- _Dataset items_
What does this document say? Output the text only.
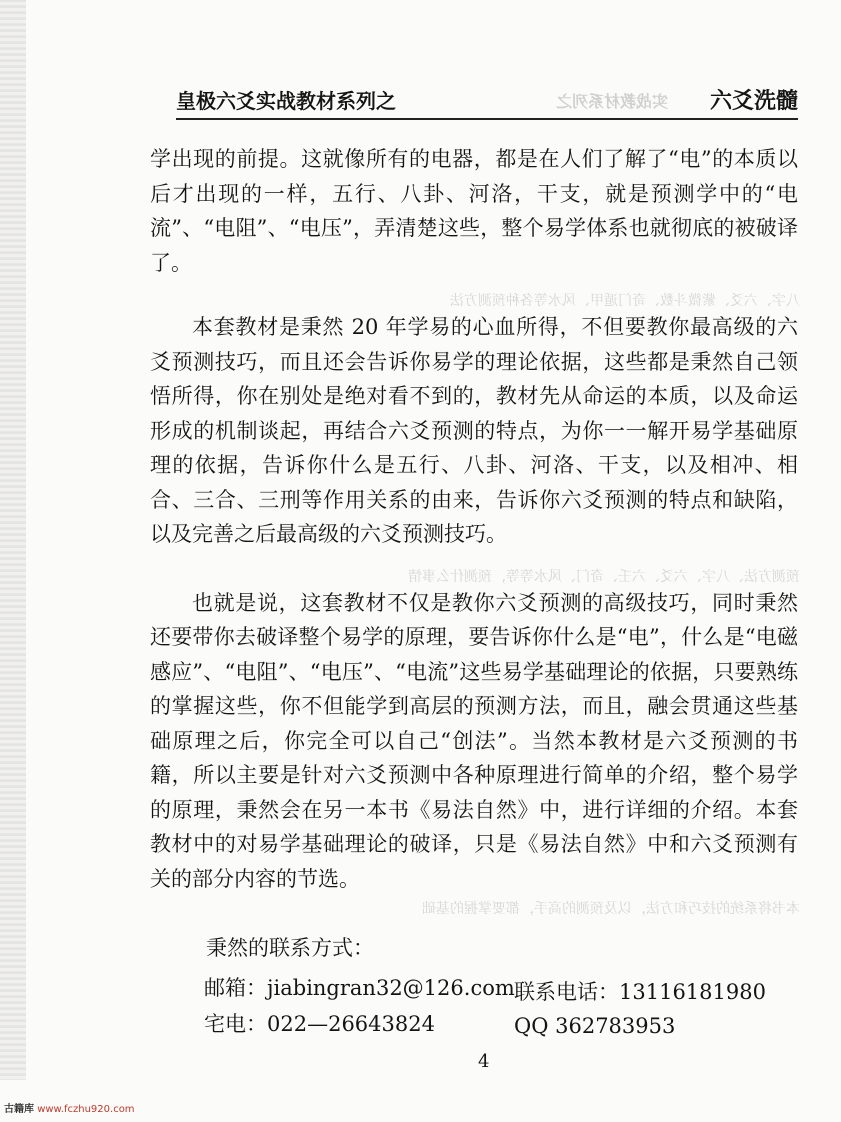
皇极六爻实战教材系列之	实战教材系列之 六爻洗髓
八字、六爻、紫微斗数、奇门遁甲、风水等各种预测方法
预测方法、八字、六爻、六壬、奇门、风水等等，预测什么事情
本书将系统的技巧和方法，以及预测的高手，都要掌握的基础

学出现的前提。这就像所有的电器，都是在人们了解了“电”的本质以后才出现的一样，五行、八卦、河洛，干支，就是预测学中的“电流”、“电阻”、“电压”，弄清楚这些，整个易学体系也就彻底的被破译了。

本套教材是秉然 20 年学易的心血所得，不但要教你最高级的六爻预测技巧，而且还会告诉你易学的理论依据，这些都是秉然自己领悟所得，你在别处是绝对看不到的，教材先从命运的本质，以及命运形成的机制谈起，再结合六爻预测的特点，为你一一解开易学基础原理的依据，告诉你什么是五行、八卦、河洛、干支，以及相冲、相合、三合、三刑等作用关系的由来，告诉你六爻预测的特点和缺陷，以及完善之后最高级的六爻预测技巧。

也就是说，这套教材不仅是教你六爻预测的高级技巧，同时秉然还要带你去破译整个易学的原理，要告诉你什么是“电”，什么是“电磁感应”、“电阻”、“电压”、“电流”这些易学基础理论的依据，只要熟练的掌握这些，你不但能学到高层的预测方法，而且，融会贯通这些基础原理之后，你完全可以自己“创法”。当然本教材是六爻预测的书籍，所以主要是针对六爻预测中各种原理进行简单的介绍，整个易学的原理，秉然会在另一本书《易法自然》中，进行详细的介绍。本套教材中的对易学基础理论的破译，只是《易法自然》中和六爻预测有关的部分内容的节选。

秉然的联系方式：
邮箱：jiabingran32@126.com
宅电：022—26643824
联系电话：13116181980
QQ 362783953
4
古籍库 www.fczhu920.com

- _TASK INSTRUCTIONS_
Copy the records above exactly, omitting every picture.

- _EXPECTED ANSWER_
What does this document say? Output the text only.
皇极六爻实战教材系列之	实战教材系列之 六爻洗髓
八字、六爻、紫微斗数、奇门遁甲、风水等各种预测方法
预测方法、八字、六爻、六壬、奇门、风水等等，预测什么事情
本书将系统的技巧和方法，以及预测的高手，都要掌握的基础

学出现的前提。这就像所有的电器，都是在人们了解了“电”的本质以后才出现的一样，五行、八卦、河洛，干支，就是预测学中的“电流”、“电阻”、“电压”，弄清楚这些，整个易学体系也就彻底的被破译了。

本套教材是秉然 20 年学易的心血所得，不但要教你最高级的六爻预测技巧，而且还会告诉你易学的理论依据，这些都是秉然自己领悟所得，你在别处是绝对看不到的，教材先从命运的本质，以及命运形成的机制谈起，再结合六爻预测的特点，为你一一解开易学基础原理的依据，告诉你什么是五行、八卦、河洛、干支，以及相冲、相合、三合、三刑等作用关系的由来，告诉你六爻预测的特点和缺陷，以及完善之后最高级的六爻预测技巧。

也就是说，这套教材不仅是教你六爻预测的高级技巧，同时秉然还要带你去破译整个易学的原理，要告诉你什么是“电”，什么是“电磁感应”、“电阻”、“电压”、“电流”这些易学基础理论的依据，只要熟练的掌握这些，你不但能学到高层的预测方法，而且，融会贯通这些基础原理之后，你完全可以自己“创法”。当然本教材是六爻预测的书籍，所以主要是针对六爻预测中各种原理进行简单的介绍，整个易学的原理，秉然会在另一本书《易法自然》中，进行详细的介绍。本套教材中的对易学基础理论的破译，只是《易法自然》中和六爻预测有关的部分内容的节选。

秉然的联系方式：
邮箱：jiabingran32@126.com
宅电：022—26643824
联系电话：13116181980
QQ 362783953
4
古籍库 www.fczhu920.com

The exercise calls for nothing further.